◆ Your goal:
Copy the lines that follow, keeping every character the same.

◆ Working data:
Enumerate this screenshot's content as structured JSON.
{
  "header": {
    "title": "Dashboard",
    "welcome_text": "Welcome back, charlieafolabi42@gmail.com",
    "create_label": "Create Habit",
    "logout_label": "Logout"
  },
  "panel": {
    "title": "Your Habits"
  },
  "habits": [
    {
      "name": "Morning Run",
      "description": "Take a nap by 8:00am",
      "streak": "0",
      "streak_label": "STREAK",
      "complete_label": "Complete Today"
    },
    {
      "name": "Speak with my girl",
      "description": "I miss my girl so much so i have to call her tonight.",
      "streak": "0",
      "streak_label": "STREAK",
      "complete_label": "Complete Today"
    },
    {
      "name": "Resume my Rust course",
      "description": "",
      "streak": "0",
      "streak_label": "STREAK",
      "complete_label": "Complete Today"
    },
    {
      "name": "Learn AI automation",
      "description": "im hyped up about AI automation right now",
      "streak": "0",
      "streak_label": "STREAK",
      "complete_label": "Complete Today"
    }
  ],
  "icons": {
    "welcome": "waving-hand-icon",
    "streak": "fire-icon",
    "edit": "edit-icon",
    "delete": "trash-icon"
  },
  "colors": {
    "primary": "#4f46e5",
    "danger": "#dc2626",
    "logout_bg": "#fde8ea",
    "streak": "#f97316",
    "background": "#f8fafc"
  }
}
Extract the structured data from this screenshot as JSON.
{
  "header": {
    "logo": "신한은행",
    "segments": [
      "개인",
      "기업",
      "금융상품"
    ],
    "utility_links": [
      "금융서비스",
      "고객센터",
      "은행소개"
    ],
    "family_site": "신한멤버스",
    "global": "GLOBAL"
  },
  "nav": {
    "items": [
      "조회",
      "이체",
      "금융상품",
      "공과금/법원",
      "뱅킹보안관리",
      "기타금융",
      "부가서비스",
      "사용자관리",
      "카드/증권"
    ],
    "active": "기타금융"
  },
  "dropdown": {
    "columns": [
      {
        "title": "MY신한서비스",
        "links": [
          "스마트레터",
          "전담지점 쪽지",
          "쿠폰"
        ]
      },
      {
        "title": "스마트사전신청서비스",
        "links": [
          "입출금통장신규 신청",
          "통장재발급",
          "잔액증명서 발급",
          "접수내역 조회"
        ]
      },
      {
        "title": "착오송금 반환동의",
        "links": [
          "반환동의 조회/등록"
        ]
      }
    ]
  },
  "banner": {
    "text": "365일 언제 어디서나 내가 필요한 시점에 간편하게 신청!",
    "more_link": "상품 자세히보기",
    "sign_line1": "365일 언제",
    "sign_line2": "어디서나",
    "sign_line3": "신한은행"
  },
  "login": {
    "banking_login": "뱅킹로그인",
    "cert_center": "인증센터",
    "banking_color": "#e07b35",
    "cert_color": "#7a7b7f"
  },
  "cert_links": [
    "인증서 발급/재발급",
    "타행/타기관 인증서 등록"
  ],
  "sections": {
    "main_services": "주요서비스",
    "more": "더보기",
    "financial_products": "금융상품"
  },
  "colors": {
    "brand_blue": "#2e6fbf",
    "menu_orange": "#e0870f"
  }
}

◆ Task solution:
Enumerate this screenshot's content as structured JSON.
{
  "header": {
    "title": "Dashboard",
    "welcome_text": "Welcome back, charlieafolabi42@gmail.com",
    "create_label": "Create Habit",
    "logout_label": "Logout"
  },
  "panel": {
    "title": "Your Habits"
  },
  "habits": [
    {
      "name": "Morning Run",
      "description": "Take a nap by 8:00am",
      "streak": "0",
      "streak_label": "STREAK",
      "complete_label": "Complete Today"
    },
    {
      "name": "Speak with my girl",
      "description": "I miss my girl so much so i have to call her tonight.",
      "streak": "0",
      "streak_label": "STREAK",
      "complete_label": "Complete Today"
    },
    {
      "name": "Resume my Rust course",
      "description": "",
      "streak": "0",
      "streak_label": "STREAK",
      "complete_label": "Complete Today"
    },
    {
      "name": "Learn AI automation",
      "description": "im hyped up about AI automation right now",
      "streak": "0",
      "streak_label": "STREAK",
      "complete_label": "Complete Today"
    }
  ],
  "icons": {
    "welcome": "waving-hand-icon",
    "streak": "fire-icon",
    "edit": "edit-icon",
    "delete": "trash-icon"
  },
  "colors": {
    "primary": "#4f46e5",
    "danger": "#dc2626",
    "logout_bg": "#fde8ea",
    "streak": "#f97316",
    "background": "#f8fafc"
  }
}
Extract the structured data from this screenshot as JSON.
{
  "header": {
    "logo": "신한은행",
    "segments": [
      "개인",
      "기업",
      "금융상품"
    ],
    "utility_links": [
      "금융서비스",
      "고객센터",
      "은행소개"
    ],
    "family_site": "신한멤버스",
    "global": "GLOBAL"
  },
  "nav": {
    "items": [
      "조회",
      "이체",
      "금융상품",
      "공과금/법원",
      "뱅킹보안관리",
      "기타금융",
      "부가서비스",
      "사용자관리",
      "카드/증권"
    ],
    "active": "기타금융"
  },
  "dropdown": {
    "columns": [
      {
        "title": "MY신한서비스",
        "links": [
          "스마트레터",
          "전담지점 쪽지",
          "쿠폰"
        ]
      },
      {
        "title": "스마트사전신청서비스",
        "links": [
          "입출금통장신규 신청",
          "통장재발급",
          "잔액증명서 발급",
          "접수내역 조회"
        ]
      },
      {
        "title": "착오송금 반환동의",
        "links": [
          "반환동의 조회/등록"
        ]
      }
    ]
  },
  "banner": {
    "text": "365일 언제 어디서나 내가 필요한 시점에 간편하게 신청!",
    "more_link": "상품 자세히보기",
    "sign_line1": "365일 언제",
    "sign_line2": "어디서나",
    "sign_line3": "신한은행"
  },
  "login": {
    "banking_login": "뱅킹로그인",
    "cert_center": "인증센터",
    "banking_color": "#e07b35",
    "cert_color": "#7a7b7f"
  },
  "cert_links": [
    "인증서 발급/재발급",
    "타행/타기관 인증서 등록"
  ],
  "sections": {
    "main_services": "주요서비스",
    "more": "더보기",
    "financial_products": "금융상품"
  },
  "colors": {
    "brand_blue": "#2e6fbf",
    "menu_orange": "#e0870f"
  }
}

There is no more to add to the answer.